## STATED GOAL
Return every line of the data below unchanged, in the same order.

## DATA FOR THE TASK
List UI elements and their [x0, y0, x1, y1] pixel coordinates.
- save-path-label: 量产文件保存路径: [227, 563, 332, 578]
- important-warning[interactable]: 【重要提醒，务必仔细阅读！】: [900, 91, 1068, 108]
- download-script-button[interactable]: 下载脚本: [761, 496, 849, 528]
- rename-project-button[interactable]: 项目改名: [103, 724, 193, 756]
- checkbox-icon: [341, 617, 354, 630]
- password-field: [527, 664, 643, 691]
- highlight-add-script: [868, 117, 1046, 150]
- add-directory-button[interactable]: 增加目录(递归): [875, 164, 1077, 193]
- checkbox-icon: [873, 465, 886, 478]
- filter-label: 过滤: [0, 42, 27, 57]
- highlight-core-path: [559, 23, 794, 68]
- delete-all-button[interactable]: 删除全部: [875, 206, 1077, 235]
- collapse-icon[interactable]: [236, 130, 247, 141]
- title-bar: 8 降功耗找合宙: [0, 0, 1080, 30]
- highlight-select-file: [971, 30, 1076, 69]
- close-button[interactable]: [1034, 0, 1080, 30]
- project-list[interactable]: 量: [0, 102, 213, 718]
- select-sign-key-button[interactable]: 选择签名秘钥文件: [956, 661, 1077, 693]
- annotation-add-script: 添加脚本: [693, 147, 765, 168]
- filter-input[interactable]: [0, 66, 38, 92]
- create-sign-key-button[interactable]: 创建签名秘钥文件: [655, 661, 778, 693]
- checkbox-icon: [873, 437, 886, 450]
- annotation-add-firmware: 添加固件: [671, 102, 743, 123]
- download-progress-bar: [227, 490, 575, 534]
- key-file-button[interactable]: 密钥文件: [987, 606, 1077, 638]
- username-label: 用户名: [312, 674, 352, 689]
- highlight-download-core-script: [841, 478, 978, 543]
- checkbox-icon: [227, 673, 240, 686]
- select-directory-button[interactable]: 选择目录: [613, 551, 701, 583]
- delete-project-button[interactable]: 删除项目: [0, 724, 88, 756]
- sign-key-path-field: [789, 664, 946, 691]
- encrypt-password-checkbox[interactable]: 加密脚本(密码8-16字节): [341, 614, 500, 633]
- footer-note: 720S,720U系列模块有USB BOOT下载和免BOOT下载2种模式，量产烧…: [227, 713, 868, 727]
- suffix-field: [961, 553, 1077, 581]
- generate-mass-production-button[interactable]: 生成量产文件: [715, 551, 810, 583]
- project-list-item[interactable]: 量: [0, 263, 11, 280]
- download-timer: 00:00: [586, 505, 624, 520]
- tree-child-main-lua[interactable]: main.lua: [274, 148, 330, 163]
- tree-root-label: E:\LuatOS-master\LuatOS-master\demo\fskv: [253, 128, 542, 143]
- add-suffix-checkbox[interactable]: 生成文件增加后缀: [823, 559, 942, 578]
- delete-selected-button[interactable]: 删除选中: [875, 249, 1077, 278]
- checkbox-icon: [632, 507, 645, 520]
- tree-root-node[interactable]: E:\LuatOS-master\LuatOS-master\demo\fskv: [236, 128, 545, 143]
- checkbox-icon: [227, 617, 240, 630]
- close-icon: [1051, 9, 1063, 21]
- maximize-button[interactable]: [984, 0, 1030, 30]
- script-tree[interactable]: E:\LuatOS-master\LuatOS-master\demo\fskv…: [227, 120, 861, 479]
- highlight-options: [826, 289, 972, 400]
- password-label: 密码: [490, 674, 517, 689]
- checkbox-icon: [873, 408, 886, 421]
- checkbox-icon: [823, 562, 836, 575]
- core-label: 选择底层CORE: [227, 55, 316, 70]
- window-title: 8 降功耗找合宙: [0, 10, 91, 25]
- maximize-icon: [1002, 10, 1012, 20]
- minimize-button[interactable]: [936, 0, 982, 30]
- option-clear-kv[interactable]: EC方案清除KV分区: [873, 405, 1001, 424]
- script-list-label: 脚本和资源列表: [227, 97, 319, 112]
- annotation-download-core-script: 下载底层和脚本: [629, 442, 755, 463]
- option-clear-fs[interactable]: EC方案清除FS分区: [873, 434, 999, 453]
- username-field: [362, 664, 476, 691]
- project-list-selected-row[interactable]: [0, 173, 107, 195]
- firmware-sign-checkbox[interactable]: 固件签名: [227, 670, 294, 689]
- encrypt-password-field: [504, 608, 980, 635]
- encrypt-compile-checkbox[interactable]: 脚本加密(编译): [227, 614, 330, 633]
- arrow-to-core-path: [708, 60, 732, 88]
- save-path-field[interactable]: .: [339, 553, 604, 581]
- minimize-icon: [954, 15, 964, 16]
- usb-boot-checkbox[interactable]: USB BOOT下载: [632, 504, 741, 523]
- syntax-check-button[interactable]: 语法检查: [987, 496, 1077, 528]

## RESPONSE FOR THIS EXERCISE
List UI elements and their [x0, y0, x1, y1] pixel coordinates.
- save-path-label: 量产文件保存路径: [227, 563, 332, 578]
- important-warning[interactable]: 【重要提醒，务必仔细阅读！】: [900, 91, 1068, 108]
- download-script-button[interactable]: 下载脚本: [761, 496, 849, 528]
- rename-project-button[interactable]: 项目改名: [103, 724, 193, 756]
- checkbox-icon: [341, 617, 354, 630]
- password-field: [527, 664, 643, 691]
- highlight-add-script: [868, 117, 1046, 150]
- add-directory-button[interactable]: 增加目录(递归): [875, 164, 1077, 193]
- checkbox-icon: [873, 465, 886, 478]
- filter-label: 过滤: [0, 42, 27, 57]
- highlight-core-path: [559, 23, 794, 68]
- delete-all-button[interactable]: 删除全部: [875, 206, 1077, 235]
- collapse-icon[interactable]: [236, 130, 247, 141]
- title-bar: 8 降功耗找合宙: [0, 0, 1080, 30]
- highlight-select-file: [971, 30, 1076, 69]
- close-button[interactable]: [1034, 0, 1080, 30]
- project-list[interactable]: 量: [0, 102, 213, 718]
- select-sign-key-button[interactable]: 选择签名秘钥文件: [956, 661, 1077, 693]
- annotation-add-script: 添加脚本: [693, 147, 765, 168]
- filter-input[interactable]: [0, 66, 38, 92]
- create-sign-key-button[interactable]: 创建签名秘钥文件: [655, 661, 778, 693]
- checkbox-icon: [873, 437, 886, 450]
- annotation-add-firmware: 添加固件: [671, 102, 743, 123]
- download-progress-bar: [227, 490, 575, 534]
- key-file-button[interactable]: 密钥文件: [987, 606, 1077, 638]
- username-label: 用户名: [312, 674, 352, 689]
- highlight-download-core-script: [841, 478, 978, 543]
- checkbox-icon: [227, 673, 240, 686]
- select-directory-button[interactable]: 选择目录: [613, 551, 701, 583]
- delete-project-button[interactable]: 删除项目: [0, 724, 88, 756]
- sign-key-path-field: [789, 664, 946, 691]
- encrypt-password-checkbox[interactable]: 加密脚本(密码8-16字节): [341, 614, 500, 633]
- footer-note: 720S,720U系列模块有USB BOOT下载和免BOOT下载2种模式，量产烧…: [227, 713, 868, 727]
- suffix-field: [961, 553, 1077, 581]
- generate-mass-production-button[interactable]: 生成量产文件: [715, 551, 810, 583]
- project-list-item[interactable]: 量: [0, 263, 11, 280]
- download-timer: 00:00: [586, 505, 624, 520]
- tree-child-main-lua[interactable]: main.lua: [274, 148, 330, 163]
- tree-root-label: E:\LuatOS-master\LuatOS-master\demo\fskv: [253, 128, 542, 143]
- add-suffix-checkbox[interactable]: 生成文件增加后缀: [823, 559, 942, 578]
- delete-selected-button[interactable]: 删除选中: [875, 249, 1077, 278]
- checkbox-icon: [632, 507, 645, 520]
- tree-root-node[interactable]: E:\LuatOS-master\LuatOS-master\demo\fskv: [236, 128, 545, 143]
- checkbox-icon: [227, 617, 240, 630]
- close-icon: [1051, 9, 1063, 21]
- maximize-button[interactable]: [984, 0, 1030, 30]
- script-tree[interactable]: E:\LuatOS-master\LuatOS-master\demo\fskv…: [227, 120, 861, 479]
- highlight-options: [826, 289, 972, 400]
- password-label: 密码: [490, 674, 517, 689]
- checkbox-icon: [873, 408, 886, 421]
- checkbox-icon: [823, 562, 836, 575]
- core-label: 选择底层CORE: [227, 55, 316, 70]
- window-title: 8 降功耗找合宙: [0, 10, 91, 25]
- maximize-icon: [1002, 10, 1012, 20]
- minimize-button[interactable]: [936, 0, 982, 30]
- option-clear-kv[interactable]: EC方案清除KV分区: [873, 405, 1001, 424]
- script-list-label: 脚本和资源列表: [227, 97, 319, 112]
- annotation-download-core-script: 下载底层和脚本: [629, 442, 755, 463]
- option-clear-fs[interactable]: EC方案清除FS分区: [873, 434, 999, 453]
- username-field: [362, 664, 476, 691]
- project-list-selected-row[interactable]: [0, 173, 107, 195]
- firmware-sign-checkbox[interactable]: 固件签名: [227, 670, 294, 689]
- encrypt-password-field: [504, 608, 980, 635]
- encrypt-compile-checkbox[interactable]: 脚本加密(编译): [227, 614, 330, 633]
- arrow-to-core-path: [708, 60, 732, 88]
- save-path-field[interactable]: .: [339, 553, 604, 581]
- minimize-icon: [954, 15, 964, 16]
- usb-boot-checkbox[interactable]: USB BOOT下载: [632, 504, 741, 523]
- syntax-check-button[interactable]: 语法检查: [987, 496, 1077, 528]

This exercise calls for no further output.